Record extracts:
----------

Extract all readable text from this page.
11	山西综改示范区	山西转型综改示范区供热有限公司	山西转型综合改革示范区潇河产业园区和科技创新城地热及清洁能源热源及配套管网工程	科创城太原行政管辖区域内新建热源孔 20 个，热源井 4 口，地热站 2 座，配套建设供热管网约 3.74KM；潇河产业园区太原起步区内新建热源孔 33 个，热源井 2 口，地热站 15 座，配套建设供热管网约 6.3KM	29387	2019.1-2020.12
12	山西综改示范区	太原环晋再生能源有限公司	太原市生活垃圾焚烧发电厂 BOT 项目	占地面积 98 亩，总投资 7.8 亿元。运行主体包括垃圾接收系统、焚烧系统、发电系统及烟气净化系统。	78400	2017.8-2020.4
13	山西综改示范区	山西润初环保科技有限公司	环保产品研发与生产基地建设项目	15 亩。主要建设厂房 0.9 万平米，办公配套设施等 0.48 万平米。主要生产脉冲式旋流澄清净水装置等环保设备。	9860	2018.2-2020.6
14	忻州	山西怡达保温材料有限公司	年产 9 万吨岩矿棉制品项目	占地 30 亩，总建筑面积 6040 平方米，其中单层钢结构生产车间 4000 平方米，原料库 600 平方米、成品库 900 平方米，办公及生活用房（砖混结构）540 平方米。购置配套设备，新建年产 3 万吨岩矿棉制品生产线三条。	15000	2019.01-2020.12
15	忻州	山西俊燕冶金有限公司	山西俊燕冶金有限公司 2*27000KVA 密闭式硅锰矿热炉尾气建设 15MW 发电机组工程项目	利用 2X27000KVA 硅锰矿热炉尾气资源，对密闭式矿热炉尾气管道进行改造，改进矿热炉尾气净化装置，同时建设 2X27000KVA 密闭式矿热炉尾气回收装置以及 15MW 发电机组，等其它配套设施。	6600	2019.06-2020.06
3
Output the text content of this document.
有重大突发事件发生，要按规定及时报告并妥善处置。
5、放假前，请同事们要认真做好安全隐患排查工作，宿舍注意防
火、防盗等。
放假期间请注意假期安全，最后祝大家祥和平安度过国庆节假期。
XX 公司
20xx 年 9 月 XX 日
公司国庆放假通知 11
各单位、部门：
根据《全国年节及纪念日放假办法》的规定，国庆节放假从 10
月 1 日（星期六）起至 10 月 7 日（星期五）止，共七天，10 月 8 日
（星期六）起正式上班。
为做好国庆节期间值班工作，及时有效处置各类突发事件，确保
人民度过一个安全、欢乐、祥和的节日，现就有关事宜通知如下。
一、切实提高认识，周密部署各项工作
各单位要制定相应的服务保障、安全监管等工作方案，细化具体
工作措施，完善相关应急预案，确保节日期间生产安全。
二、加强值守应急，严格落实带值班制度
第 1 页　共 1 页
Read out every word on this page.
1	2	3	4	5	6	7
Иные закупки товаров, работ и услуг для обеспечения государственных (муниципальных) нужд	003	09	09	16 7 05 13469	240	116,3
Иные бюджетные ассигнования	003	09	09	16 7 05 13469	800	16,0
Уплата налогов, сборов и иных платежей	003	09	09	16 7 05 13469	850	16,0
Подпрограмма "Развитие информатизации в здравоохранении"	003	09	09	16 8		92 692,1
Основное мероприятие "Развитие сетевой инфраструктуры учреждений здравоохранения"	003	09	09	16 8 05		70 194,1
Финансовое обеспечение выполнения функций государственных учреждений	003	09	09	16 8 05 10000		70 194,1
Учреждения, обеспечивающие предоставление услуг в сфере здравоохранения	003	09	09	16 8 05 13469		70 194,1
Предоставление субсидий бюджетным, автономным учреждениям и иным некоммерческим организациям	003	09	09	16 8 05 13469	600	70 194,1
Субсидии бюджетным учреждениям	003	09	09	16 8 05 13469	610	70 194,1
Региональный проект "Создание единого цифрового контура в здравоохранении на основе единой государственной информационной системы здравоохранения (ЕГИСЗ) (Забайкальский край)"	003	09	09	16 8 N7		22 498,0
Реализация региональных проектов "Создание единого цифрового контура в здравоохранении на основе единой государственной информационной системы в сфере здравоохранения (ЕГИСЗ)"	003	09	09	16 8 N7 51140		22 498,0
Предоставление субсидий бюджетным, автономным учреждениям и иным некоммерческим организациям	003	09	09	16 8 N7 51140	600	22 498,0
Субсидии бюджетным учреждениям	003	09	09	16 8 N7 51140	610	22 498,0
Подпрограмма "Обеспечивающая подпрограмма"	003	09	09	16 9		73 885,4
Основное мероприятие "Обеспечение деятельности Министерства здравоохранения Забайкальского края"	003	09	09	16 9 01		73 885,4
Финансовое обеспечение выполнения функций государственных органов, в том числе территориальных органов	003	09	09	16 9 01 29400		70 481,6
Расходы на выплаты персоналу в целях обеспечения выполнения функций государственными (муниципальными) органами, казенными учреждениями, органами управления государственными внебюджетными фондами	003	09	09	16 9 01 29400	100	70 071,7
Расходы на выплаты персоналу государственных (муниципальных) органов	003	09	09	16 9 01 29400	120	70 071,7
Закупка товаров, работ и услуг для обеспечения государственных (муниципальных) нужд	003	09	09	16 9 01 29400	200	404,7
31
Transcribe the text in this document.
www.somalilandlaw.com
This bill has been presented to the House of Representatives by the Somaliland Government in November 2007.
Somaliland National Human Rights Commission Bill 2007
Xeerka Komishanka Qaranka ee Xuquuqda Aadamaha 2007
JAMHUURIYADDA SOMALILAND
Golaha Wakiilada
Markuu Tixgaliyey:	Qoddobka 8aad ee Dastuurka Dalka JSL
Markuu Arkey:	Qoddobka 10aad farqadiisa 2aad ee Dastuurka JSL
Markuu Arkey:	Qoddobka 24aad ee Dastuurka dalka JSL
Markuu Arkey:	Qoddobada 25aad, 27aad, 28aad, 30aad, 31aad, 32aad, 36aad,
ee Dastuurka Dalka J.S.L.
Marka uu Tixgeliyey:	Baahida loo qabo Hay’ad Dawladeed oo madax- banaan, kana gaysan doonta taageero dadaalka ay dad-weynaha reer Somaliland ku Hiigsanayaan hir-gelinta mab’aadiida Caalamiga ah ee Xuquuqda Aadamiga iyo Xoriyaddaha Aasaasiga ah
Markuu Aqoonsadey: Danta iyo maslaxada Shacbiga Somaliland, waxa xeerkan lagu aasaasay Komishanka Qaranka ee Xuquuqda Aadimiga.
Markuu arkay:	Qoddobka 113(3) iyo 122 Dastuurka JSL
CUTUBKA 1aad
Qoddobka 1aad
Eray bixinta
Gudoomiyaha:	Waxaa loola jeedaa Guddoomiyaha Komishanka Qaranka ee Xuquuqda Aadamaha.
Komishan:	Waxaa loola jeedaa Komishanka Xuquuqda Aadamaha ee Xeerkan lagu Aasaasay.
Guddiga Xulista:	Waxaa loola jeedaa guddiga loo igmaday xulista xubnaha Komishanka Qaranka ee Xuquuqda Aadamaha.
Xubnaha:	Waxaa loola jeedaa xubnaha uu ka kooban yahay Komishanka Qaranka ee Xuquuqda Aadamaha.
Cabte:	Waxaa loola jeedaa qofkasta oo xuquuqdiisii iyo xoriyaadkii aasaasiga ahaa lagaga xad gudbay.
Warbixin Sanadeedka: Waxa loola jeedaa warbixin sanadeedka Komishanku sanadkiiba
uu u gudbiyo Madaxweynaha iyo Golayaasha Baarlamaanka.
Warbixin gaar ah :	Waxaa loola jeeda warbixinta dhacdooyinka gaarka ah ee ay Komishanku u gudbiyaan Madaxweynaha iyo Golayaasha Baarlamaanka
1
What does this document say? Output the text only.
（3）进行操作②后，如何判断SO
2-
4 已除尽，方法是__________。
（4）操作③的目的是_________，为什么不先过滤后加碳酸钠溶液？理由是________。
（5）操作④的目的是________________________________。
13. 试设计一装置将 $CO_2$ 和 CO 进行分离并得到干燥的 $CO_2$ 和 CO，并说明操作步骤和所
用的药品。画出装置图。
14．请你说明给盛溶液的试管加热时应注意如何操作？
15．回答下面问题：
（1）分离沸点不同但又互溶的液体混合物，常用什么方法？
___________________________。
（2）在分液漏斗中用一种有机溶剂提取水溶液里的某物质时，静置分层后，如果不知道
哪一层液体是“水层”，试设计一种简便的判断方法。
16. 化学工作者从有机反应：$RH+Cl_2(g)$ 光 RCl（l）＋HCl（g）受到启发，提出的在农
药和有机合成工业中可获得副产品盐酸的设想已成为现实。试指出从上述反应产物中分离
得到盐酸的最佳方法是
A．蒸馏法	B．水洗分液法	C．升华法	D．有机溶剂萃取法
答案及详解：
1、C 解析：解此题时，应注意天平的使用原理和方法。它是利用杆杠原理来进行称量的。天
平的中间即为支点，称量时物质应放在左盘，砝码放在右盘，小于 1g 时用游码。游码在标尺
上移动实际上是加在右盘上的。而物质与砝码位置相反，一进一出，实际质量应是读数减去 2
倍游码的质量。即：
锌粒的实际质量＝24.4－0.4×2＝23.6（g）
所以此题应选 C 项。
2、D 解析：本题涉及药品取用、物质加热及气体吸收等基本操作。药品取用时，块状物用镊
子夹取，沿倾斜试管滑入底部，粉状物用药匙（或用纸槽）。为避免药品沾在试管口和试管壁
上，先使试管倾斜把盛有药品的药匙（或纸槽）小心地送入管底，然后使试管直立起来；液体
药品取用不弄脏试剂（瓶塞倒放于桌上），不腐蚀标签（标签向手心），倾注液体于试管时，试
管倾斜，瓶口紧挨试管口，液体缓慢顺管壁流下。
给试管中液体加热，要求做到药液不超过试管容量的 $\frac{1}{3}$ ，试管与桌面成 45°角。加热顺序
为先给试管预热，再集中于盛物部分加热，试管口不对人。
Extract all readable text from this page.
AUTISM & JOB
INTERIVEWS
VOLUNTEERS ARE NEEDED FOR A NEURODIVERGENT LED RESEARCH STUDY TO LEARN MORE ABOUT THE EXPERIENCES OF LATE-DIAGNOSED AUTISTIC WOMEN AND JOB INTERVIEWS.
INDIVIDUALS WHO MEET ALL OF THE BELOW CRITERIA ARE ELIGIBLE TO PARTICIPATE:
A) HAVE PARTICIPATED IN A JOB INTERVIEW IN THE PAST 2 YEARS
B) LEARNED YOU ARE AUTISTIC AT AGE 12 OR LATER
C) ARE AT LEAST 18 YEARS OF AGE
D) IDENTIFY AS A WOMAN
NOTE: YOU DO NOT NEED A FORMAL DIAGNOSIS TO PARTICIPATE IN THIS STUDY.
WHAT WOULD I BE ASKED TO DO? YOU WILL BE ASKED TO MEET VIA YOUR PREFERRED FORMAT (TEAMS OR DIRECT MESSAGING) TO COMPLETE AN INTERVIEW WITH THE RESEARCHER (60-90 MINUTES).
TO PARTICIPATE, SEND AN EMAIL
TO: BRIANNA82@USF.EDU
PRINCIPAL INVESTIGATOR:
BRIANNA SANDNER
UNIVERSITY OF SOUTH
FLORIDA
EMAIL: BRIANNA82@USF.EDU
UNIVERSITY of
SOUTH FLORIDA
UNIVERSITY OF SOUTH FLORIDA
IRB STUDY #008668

----------

Instruction: Search the material above for "Основное". Pull out each line where it shows up.

Written solution:
Основное мероприятие "Развитие сетевой инфраструктуры учреждений здравоохранения"	003	09	09	16 8 05		70 194,1
Основное мероприятие "Обеспечение деятельности Министерства здравоохранения Забайкальского края"	003	09	09	16 9 01		73 885,4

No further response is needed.